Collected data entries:
# # # # #
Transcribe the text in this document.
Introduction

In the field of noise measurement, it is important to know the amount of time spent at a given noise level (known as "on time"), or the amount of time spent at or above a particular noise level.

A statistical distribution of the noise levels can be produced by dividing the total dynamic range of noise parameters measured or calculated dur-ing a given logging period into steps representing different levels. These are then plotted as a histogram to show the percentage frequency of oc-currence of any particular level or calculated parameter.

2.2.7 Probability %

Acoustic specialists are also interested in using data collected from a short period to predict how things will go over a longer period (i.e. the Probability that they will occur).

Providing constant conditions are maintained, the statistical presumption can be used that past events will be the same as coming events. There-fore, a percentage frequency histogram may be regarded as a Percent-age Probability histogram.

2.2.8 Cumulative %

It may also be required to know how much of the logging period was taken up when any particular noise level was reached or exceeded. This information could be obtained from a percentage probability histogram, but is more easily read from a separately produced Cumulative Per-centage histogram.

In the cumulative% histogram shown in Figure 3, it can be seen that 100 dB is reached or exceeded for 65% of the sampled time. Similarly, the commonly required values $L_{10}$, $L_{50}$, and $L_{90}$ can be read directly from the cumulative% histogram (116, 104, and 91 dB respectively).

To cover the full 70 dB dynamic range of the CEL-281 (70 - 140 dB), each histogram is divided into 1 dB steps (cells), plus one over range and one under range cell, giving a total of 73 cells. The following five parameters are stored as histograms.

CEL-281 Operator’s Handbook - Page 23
# # # # #
TASK BRIEF →
Each entry above is to be transcribed word for word.

EXERCISE SOLUTION →
Transcribe the text in this document.
Introduction

In the field of noise measurement, it is important to know the amount of time spent at a given noise level (known as "on time"), or the amount of time spent at or above a particular noise level.

A statistical distribution of the noise levels can be produced by dividing the total dynamic range of noise parameters measured or calculated dur-ing a given logging period into steps representing different levels. These are then plotted as a histogram to show the percentage frequency of oc-currence of any particular level or calculated parameter.

2.2.7 Probability %

Acoustic specialists are also interested in using data collected from a short period to predict how things will go over a longer period (i.e. the Probability that they will occur).

Providing constant conditions are maintained, the statistical presumption can be used that past events will be the same as coming events. There-fore, a percentage frequency histogram may be regarded as a Percent-age Probability histogram.

2.2.8 Cumulative %

It may also be required to know how much of the logging period was taken up when any particular noise level was reached or exceeded. This information could be obtained from a percentage probability histogram, but is more easily read from a separately produced Cumulative Per-centage histogram.

In the cumulative% histogram shown in Figure 3, it can be seen that 100 dB is reached or exceeded for 65% of the sampled time. Similarly, the commonly required values $L_{10}$, $L_{50}$, and $L_{90}$ can be read directly from the cumulative% histogram (116, 104, and 91 dB respectively).

To cover the full 70 dB dynamic range of the CEL-281 (70 - 140 dB), each histogram is divided into 1 dB steps (cells), plus one over range and one under range cell, giving a total of 73 cells. The following five parameters are stored as histograms.

CEL-281 Operator’s Handbook - Page 23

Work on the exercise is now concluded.